**Input rows**
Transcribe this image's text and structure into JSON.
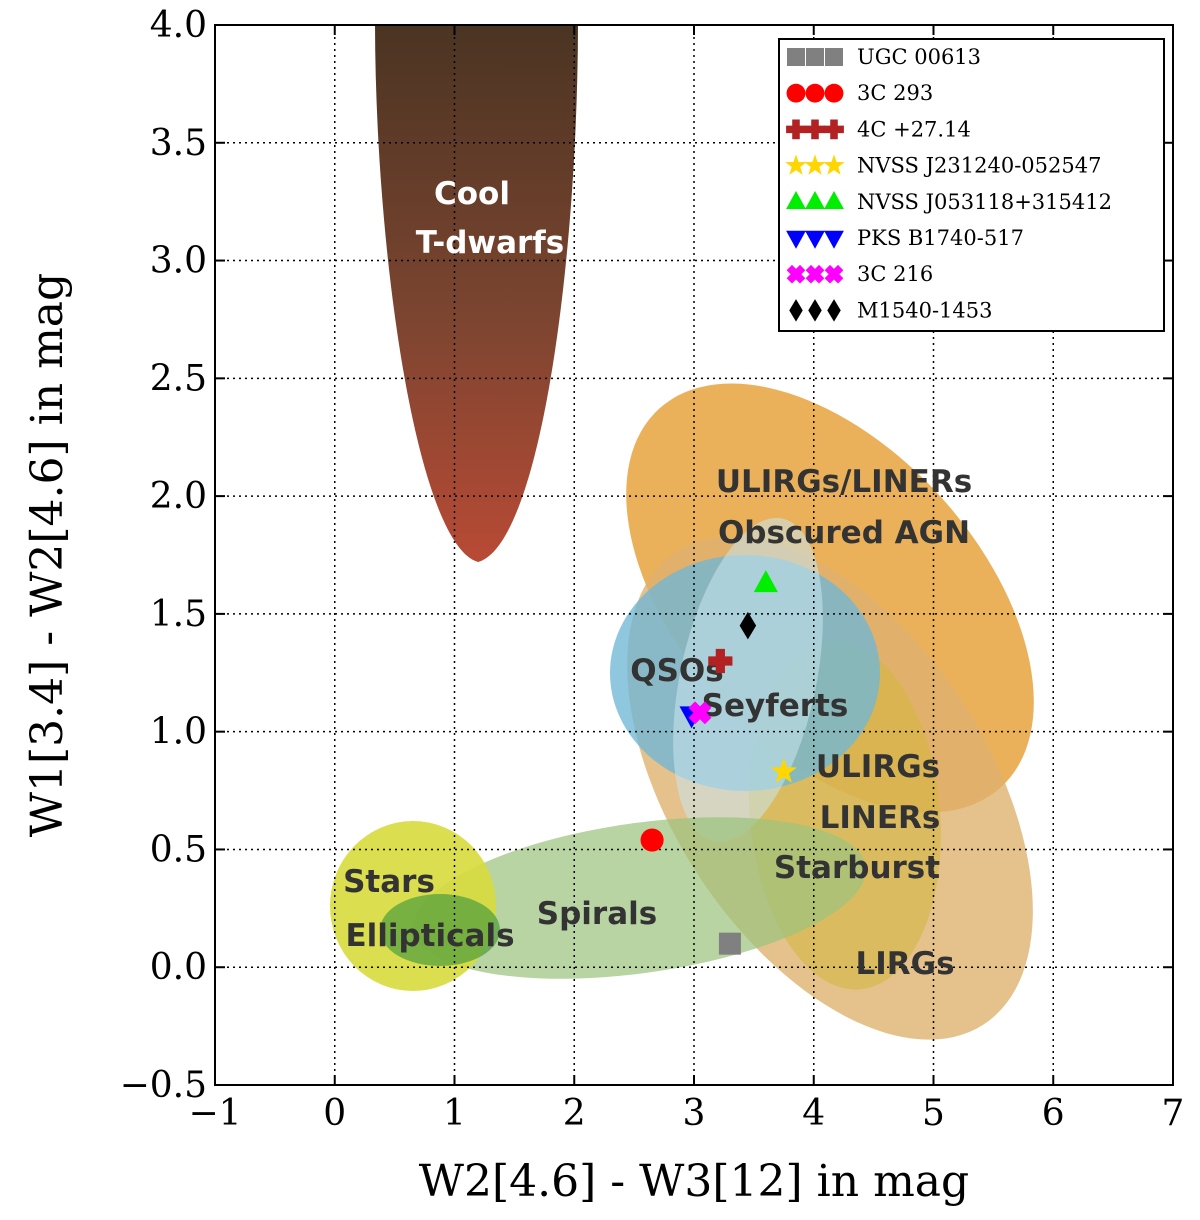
{
  "chart_data": {
    "type": "scatter",
    "title": "",
    "xlabel": "W2[4.6] - W3[12] in mag",
    "ylabel": "W1[3.4] - W2[4.6] in mag",
    "xlim": [
      -1,
      7
    ],
    "ylim": [
      -0.5,
      4.0
    ],
    "grid": true,
    "x_ticks": [
      -1,
      0,
      1,
      2,
      3,
      4,
      5,
      6,
      7
    ],
    "x_tick_labels": [
      "−1",
      "0",
      "1",
      "2",
      "3",
      "4",
      "5",
      "6",
      "7"
    ],
    "y_ticks": [
      -0.5,
      0.0,
      0.5,
      1.0,
      1.5,
      2.0,
      2.5,
      3.0,
      3.5,
      4.0
    ],
    "y_tick_labels": [
      "−0.5",
      "0.0",
      "0.5",
      "1.0",
      "1.5",
      "2.0",
      "2.5",
      "3.0",
      "3.5",
      "4.0"
    ],
    "legend_position": "top-right",
    "series": [
      {
        "name": "UGC 00613",
        "marker": "square",
        "color": "#808080",
        "x": 3.3,
        "y": 0.1
      },
      {
        "name": "3C 293",
        "marker": "circle",
        "color": "#ff0000",
        "x": 2.65,
        "y": 0.54
      },
      {
        "name": "4C +27.14",
        "marker": "plus",
        "color": "#b22222",
        "x": 3.22,
        "y": 1.3
      },
      {
        "name": "NVSS J231240-052547",
        "marker": "star",
        "color": "#ffd700",
        "x": 3.75,
        "y": 0.83
      },
      {
        "name": "NVSS J053118+315412",
        "marker": "triangle-up",
        "color": "#00ee00",
        "x": 3.6,
        "y": 1.63
      },
      {
        "name": "PKS B1740-517",
        "marker": "triangle-down",
        "color": "#0000ff",
        "x": 2.98,
        "y": 1.07
      },
      {
        "name": "3C 216",
        "marker": "x",
        "color": "#ff00ff",
        "x": 3.05,
        "y": 1.08
      },
      {
        "name": "M1540-1453",
        "marker": "diamond",
        "color": "#000000",
        "x": 3.45,
        "y": 1.45
      }
    ],
    "regions": [
      {
        "label": [
          "Cool",
          "T-dwarfs"
        ],
        "color": "#8b3a2a"
      },
      {
        "label": [
          "ULIRGs/LINERs",
          "Obscured AGN"
        ],
        "color": "#e8a33d"
      },
      {
        "label": [
          "LIRGs"
        ],
        "color": "#deb16f"
      },
      {
        "label": [
          "ULIRGs",
          "LINERs",
          "Starburst"
        ],
        "color": "#d4b63a"
      },
      {
        "label": [
          "QSOs"
        ],
        "color": "#6fb7d6"
      },
      {
        "label": [
          "Seyferts"
        ],
        "color": "#a8d4e0"
      },
      {
        "label": [
          "Spirals"
        ],
        "color": "#9cc47e"
      },
      {
        "label": [
          "Stars"
        ],
        "color": "#d7dc3c"
      },
      {
        "label": [
          "Ellipticals"
        ],
        "color": "#5fa84a"
      }
    ]
  }
}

**What you need to do**
List the lines of the entries that include "marker".

**Worked solution**
        "marker": "square",
        "marker": "circle",
        "marker": "plus",
        "marker": "star",
        "marker": "triangle-up",
        "marker": "triangle-down",
        "marker": "x",
        "marker": "diamond",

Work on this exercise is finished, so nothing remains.